Given problem: Reproduce every entry exactly.

Records supplied:
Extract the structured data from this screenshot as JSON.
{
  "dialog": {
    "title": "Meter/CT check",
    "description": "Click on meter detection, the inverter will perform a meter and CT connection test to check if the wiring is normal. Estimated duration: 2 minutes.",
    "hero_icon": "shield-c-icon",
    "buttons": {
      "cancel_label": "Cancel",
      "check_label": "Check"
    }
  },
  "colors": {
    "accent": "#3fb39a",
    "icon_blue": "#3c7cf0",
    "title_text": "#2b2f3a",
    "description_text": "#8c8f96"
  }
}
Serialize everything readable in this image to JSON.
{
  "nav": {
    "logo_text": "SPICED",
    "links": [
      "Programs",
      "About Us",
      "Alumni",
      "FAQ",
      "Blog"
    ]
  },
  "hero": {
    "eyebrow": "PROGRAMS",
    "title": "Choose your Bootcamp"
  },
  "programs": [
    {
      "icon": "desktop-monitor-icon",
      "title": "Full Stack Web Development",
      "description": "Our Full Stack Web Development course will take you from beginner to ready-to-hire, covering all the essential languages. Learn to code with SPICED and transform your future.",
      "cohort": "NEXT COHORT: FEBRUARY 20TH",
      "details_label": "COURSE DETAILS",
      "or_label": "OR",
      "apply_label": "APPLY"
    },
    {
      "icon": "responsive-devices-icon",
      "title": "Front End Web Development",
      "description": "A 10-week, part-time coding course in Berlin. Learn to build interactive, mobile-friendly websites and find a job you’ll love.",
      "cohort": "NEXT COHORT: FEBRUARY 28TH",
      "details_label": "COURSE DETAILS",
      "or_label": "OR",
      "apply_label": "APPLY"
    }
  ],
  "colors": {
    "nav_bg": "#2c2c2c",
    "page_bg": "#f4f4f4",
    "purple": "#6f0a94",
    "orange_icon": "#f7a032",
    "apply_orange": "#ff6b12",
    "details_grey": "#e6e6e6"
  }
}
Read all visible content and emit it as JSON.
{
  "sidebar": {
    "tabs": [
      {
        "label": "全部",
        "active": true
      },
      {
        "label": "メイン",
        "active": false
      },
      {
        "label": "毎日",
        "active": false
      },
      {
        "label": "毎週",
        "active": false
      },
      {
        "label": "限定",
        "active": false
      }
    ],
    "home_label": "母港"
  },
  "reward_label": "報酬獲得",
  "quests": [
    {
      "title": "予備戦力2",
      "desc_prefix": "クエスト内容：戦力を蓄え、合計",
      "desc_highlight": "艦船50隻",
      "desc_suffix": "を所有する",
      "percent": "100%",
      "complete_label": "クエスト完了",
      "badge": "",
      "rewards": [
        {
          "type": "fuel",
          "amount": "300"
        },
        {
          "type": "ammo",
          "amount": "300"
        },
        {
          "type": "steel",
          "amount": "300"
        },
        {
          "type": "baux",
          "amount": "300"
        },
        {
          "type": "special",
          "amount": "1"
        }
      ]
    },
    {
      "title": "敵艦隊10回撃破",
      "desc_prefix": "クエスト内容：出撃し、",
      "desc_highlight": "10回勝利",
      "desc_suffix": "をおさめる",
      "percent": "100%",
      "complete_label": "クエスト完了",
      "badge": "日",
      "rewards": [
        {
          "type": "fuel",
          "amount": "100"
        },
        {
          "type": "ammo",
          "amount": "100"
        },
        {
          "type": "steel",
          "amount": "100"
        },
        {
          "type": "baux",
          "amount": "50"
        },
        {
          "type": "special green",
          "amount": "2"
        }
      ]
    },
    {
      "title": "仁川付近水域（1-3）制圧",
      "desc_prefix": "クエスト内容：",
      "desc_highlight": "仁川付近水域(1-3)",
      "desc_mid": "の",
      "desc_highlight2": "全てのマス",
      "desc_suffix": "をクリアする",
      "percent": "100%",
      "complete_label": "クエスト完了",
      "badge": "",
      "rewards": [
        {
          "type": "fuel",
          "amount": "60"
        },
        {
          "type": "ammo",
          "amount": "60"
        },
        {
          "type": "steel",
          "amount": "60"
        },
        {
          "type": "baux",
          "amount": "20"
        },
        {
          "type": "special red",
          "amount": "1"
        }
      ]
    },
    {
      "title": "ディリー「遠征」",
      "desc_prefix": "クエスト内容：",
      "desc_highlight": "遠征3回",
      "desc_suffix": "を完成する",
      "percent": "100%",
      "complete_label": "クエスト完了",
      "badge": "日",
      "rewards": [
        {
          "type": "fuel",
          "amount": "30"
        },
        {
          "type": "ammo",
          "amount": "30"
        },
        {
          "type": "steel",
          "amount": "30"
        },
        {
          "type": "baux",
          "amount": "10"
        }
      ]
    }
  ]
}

Worked answer:
Extract the structured data from this screenshot as JSON.
{
  "dialog": {
    "title": "Meter/CT check",
    "description": "Click on meter detection, the inverter will perform a meter and CT connection test to check if the wiring is normal. Estimated duration: 2 minutes.",
    "hero_icon": "shield-c-icon",
    "buttons": {
      "cancel_label": "Cancel",
      "check_label": "Check"
    }
  },
  "colors": {
    "accent": "#3fb39a",
    "icon_blue": "#3c7cf0",
    "title_text": "#2b2f3a",
    "description_text": "#8c8f96"
  }
}
Serialize everything readable in this image to JSON.
{
  "nav": {
    "logo_text": "SPICED",
    "links": [
      "Programs",
      "About Us",
      "Alumni",
      "FAQ",
      "Blog"
    ]
  },
  "hero": {
    "eyebrow": "PROGRAMS",
    "title": "Choose your Bootcamp"
  },
  "programs": [
    {
      "icon": "desktop-monitor-icon",
      "title": "Full Stack Web Development",
      "description": "Our Full Stack Web Development course will take you from beginner to ready-to-hire, covering all the essential languages. Learn to code with SPICED and transform your future.",
      "cohort": "NEXT COHORT: FEBRUARY 20TH",
      "details_label": "COURSE DETAILS",
      "or_label": "OR",
      "apply_label": "APPLY"
    },
    {
      "icon": "responsive-devices-icon",
      "title": "Front End Web Development",
      "description": "A 10-week, part-time coding course in Berlin. Learn to build interactive, mobile-friendly websites and find a job you’ll love.",
      "cohort": "NEXT COHORT: FEBRUARY 28TH",
      "details_label": "COURSE DETAILS",
      "or_label": "OR",
      "apply_label": "APPLY"
    }
  ],
  "colors": {
    "nav_bg": "#2c2c2c",
    "page_bg": "#f4f4f4",
    "purple": "#6f0a94",
    "orange_icon": "#f7a032",
    "apply_orange": "#ff6b12",
    "details_grey": "#e6e6e6"
  }
}
Read all visible content and emit it as JSON.
{
  "sidebar": {
    "tabs": [
      {
        "label": "全部",
        "active": true
      },
      {
        "label": "メイン",
        "active": false
      },
      {
        "label": "毎日",
        "active": false
      },
      {
        "label": "毎週",
        "active": false
      },
      {
        "label": "限定",
        "active": false
      }
    ],
    "home_label": "母港"
  },
  "reward_label": "報酬獲得",
  "quests": [
    {
      "title": "予備戦力2",
      "desc_prefix": "クエスト内容：戦力を蓄え、合計",
      "desc_highlight": "艦船50隻",
      "desc_suffix": "を所有する",
      "percent": "100%",
      "complete_label": "クエスト完了",
      "badge": "",
      "rewards": [
        {
          "type": "fuel",
          "amount": "300"
        },
        {
          "type": "ammo",
          "amount": "300"
        },
        {
          "type": "steel",
          "amount": "300"
        },
        {
          "type": "baux",
          "amount": "300"
        },
        {
          "type": "special",
          "amount": "1"
        }
      ]
    },
    {
      "title": "敵艦隊10回撃破",
      "desc_prefix": "クエスト内容：出撃し、",
      "desc_highlight": "10回勝利",
      "desc_suffix": "をおさめる",
      "percent": "100%",
      "complete_label": "クエスト完了",
      "badge": "日",
      "rewards": [
        {
          "type": "fuel",
          "amount": "100"
        },
        {
          "type": "ammo",
          "amount": "100"
        },
        {
          "type": "steel",
          "amount": "100"
        },
        {
          "type": "baux",
          "amount": "50"
        },
        {
          "type": "special green",
          "amount": "2"
        }
      ]
    },
    {
      "title": "仁川付近水域（1-3）制圧",
      "desc_prefix": "クエスト内容：",
      "desc_highlight": "仁川付近水域(1-3)",
      "desc_mid": "の",
      "desc_highlight2": "全てのマス",
      "desc_suffix": "をクリアする",
      "percent": "100%",
      "complete_label": "クエスト完了",
      "badge": "",
      "rewards": [
        {
          "type": "fuel",
          "amount": "60"
        },
        {
          "type": "ammo",
          "amount": "60"
        },
        {
          "type": "steel",
          "amount": "60"
        },
        {
          "type": "baux",
          "amount": "20"
        },
        {
          "type": "special red",
          "amount": "1"
        }
      ]
    },
    {
      "title": "ディリー「遠征」",
      "desc_prefix": "クエスト内容：",
      "desc_highlight": "遠征3回",
      "desc_suffix": "を完成する",
      "percent": "100%",
      "complete_label": "クエスト完了",
      "badge": "日",
      "rewards": [
        {
          "type": "fuel",
          "amount": "30"
        },
        {
          "type": "ammo",
          "amount": "30"
        },
        {
          "type": "steel",
          "amount": "30"
        },
        {
          "type": "baux",
          "amount": "10"
        }
      ]
    }
  ]
}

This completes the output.